• [Task description] Rewrite the passage on off-grid power and water from "No pressure system" to "and money thing.", swapping "automation" for "wiring".

• [Extract]
%%

And when it comes to updates, MidNite handles both the inverter and battery together, so you don’t run into compatibility issues. It’s all tested and released as a system.

At the end of the day, I’m not interested in managing a science project—I want something that works. This does.


Backup Power: Westinghouse Dual Fuel Generator

And then there’s the part most people don’t think about until they need it.

For backup, I’m running a Westinghouse dual-fuel generator—right around the 5600–6500 watt range.

It’s not something I use often. And that’s exactly what you want.

In a good system, the generator is there for when things don’t go according to plan—long stretches of bad weather, heavy loads, or just catching the batteries back up.

I went with this one because it was inexpensive, easy to get, and it showed up at my door from Amazon without any hassle. It runs on gas or propane, which gives me some flexibility depending on what I have available.

It’s got a 30-amp outlet for tying into the system and a built-in CO sensor, which is one of those features you hope you never need—but it’s good to have.

There are higher-end generators out there, but for what I needed—something reliable that I don’t have to think about much—this one does the job.

If you’re running off-grid and don’t have a generator, you don’t have a complete system. You just haven’t needed it yet.


Water: What I’m Doing Right Now

Power is one thing. Water is another.

Right now, I’m keeping it simple.

I’ve got a hand pump on my well, and I pump water into a 30-gallon tank. That’s what I’m working off of day to day.

No pressure system yet. No automation.

Just me, a pump, and a tank.

Could I put in a full powered system? Yes.
Will I? Also yes.

But that’s a time and money thing.

And one of the biggest mistakes I see people make is trying to build everything all at once. They end up stalled out or waiting months before anything actually works.

This works now.

And that matters.


The Bathhouse (Keeping It Separate)

And then there’s the part nobody talks about—but you deal with every day.

Instead of trying to cram everything into the tiny house, I’m building out a separate bathhouse.

It keeps moisture, smell, and complexity out of the main living space and makes the whole system easier to manage.

Right now, I’m using simple, practical solutions while I build toward a more permanent setup.


Joolca System (Simple, Works Right Away)

%%

• [Stored records]
%%

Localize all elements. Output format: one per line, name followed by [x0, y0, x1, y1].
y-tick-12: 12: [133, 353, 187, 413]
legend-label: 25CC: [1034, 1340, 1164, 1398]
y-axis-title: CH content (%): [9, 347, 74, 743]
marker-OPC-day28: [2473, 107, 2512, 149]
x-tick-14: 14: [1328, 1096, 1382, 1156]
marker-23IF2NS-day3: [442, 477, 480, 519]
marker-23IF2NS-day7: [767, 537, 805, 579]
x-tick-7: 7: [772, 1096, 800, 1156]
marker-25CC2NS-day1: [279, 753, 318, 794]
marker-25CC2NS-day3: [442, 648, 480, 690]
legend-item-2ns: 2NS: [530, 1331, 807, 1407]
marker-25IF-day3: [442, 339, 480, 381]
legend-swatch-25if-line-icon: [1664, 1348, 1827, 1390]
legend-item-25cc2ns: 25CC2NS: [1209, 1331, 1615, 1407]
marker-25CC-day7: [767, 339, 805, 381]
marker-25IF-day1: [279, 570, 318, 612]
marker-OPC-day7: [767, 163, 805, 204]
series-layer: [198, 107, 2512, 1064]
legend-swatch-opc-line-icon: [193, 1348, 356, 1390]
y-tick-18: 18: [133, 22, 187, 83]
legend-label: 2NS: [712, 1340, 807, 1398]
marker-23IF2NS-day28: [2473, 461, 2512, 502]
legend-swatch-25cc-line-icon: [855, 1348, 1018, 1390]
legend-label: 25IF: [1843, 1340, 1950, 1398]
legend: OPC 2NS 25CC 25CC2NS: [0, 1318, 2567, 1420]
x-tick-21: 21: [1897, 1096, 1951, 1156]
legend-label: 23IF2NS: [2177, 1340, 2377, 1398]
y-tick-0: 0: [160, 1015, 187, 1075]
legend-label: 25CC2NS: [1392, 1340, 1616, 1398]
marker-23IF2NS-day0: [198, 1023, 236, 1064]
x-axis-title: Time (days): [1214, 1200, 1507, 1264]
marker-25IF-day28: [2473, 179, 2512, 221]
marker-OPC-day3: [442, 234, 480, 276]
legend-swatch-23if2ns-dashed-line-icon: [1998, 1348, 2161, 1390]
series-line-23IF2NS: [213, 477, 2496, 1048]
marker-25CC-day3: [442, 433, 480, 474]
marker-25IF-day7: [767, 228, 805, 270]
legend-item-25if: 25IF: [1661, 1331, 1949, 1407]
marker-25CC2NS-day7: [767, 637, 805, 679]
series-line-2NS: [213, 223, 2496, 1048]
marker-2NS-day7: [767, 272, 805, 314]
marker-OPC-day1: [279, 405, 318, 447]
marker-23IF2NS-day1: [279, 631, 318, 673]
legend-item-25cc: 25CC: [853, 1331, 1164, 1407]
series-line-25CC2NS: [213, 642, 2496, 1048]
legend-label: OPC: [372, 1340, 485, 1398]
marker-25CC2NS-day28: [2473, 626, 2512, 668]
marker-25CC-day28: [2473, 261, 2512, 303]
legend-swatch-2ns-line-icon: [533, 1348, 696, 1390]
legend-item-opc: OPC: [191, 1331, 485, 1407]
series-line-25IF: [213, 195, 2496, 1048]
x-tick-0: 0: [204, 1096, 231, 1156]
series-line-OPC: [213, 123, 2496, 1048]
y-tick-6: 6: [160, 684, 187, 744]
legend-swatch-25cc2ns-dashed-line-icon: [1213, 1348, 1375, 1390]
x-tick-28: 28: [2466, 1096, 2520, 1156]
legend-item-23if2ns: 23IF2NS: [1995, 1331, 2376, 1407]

%%

• [Your response]
No pressure system yet. No wiring.

Just me, a pump, and a tank.

Could I put in a full powered system? Yes.
Will I? Also yes.

But that’s a time and money thing.